◆ TRECHO DA PÁGINA ◆
====

O resultado foi um sistema que oferecia aos jogadores várias opções, permitindo aparar golpes, realizar ataques laterais e desferir investidas aéreas devastadoras, dependendo da combinação de comandos. Pauli Kidd enfatiza a importância central do combate: “A luta de espadas tinha que estar no coração do jogo. Muito desenvolvimento inicial foi para tentar criar um jogo de combate que fosse único, divertido e tivesse o estilo particular do quadrinho. Como alguém com muito conhecimento de estilos de espada japoneses, posso dizer que a visão de Stan das pessoas correndo umas contra as outras é divertida, mas ‘única’!”
O que realmente diferencia Usagi Yojimbo de outros jogos da época é a introdução de dois modos de controle distintos: “pacífico” e “violento”. Quando Usagi está com sua espada embainhada, ele se move mais lentamente e interage de forma não letal com o mundo. No entanto, ao sacar sua lâmina, ele ganha agilidade, pode atacar e saltar mais longe, acompanhado por uma música mais rápida que sinaliza a mudança de estado. Esta mecânica não é apenas um truque; ela molda profundamente a jogabilidade e as escolhas do jogador.
Enquanto muitos jogos encorajavam os jogadores a eliminar tudo em seu caminho, Samurai Warrior: The Battles of Usagi Yojimbo desestimula essa abordagem. Usagi encontra não apenas ninjas e monstros, mas também sacerdotes viajantes, nobres e camponeses. Atacar esses personagens pacíficos reduz o “karma” de Usagi – um atributo exibido no canto superior direito da tela. Se o valor do karma cair abaixo de zero, Usagi executa seppuku, uma forma de suicídio ritual japonês, encerrando a jornada do jogador. Essa mecânica instiga o jogador a ponderar cuidadosamente quando deve desembainhar sua arma.

====

◆ AMOSTRA DO MATERIAL ◆

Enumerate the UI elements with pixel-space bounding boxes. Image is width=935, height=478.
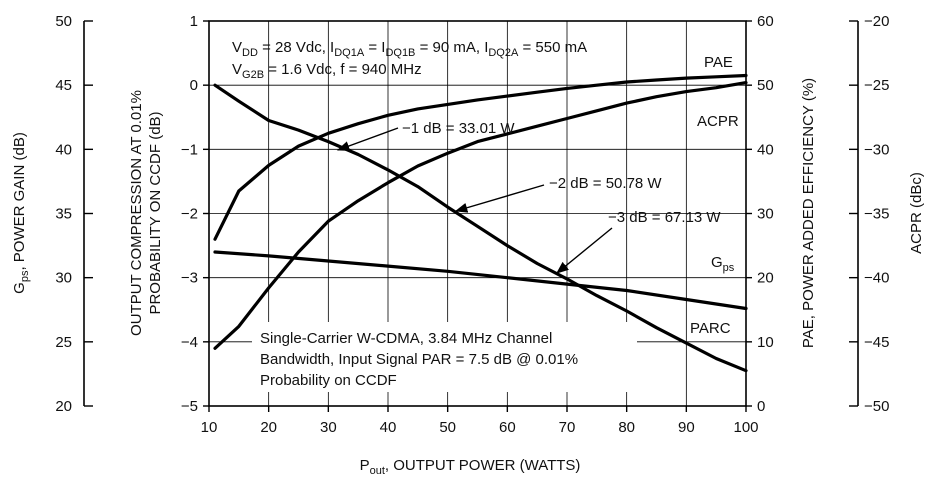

====

◆ TAREFA A ◆
Segundo o trecho da página, por que o jogo leva o jogador a pensar bem antes de desembainhar a espada? Explique em uma a três frases.
◆ TAREFA B ◆
Transcreva do trecho da página a passagem que começa em "O que realmente" e segue até "escolhas do jogador.".
Use somente o trecho da página como fonte.

◆ RESPOSTA A ◆
Atacar personagens pacíficos, como sacerdotes viajantes, nobres e camponeses, reduz o karma de Usagi, exibido no canto superior direito da tela. Se esse valor cair abaixo de zero, Usagi executa seppuku e a jornada do jogador chega ao fim.

◆ RESPOSTA B ◆
O que realmente diferencia Usagi Yojimbo de outros jogos da época é a introdução de dois modos de controle distintos: “pacífico” e “violento”. Quando Usagi está com sua espada embainhada, ele se move mais lentamente e interage de forma não letal com o mundo. No entanto, ao sacar sua lâmina, ele ganha agilidade, pode atacar e saltar mais longe, acompanhado por uma música mais rápida que sinaliza a mudança de estado. Esta mecânica não é apenas um truque; ela molda profundamente a jogabilidade e as escolhas do jogador.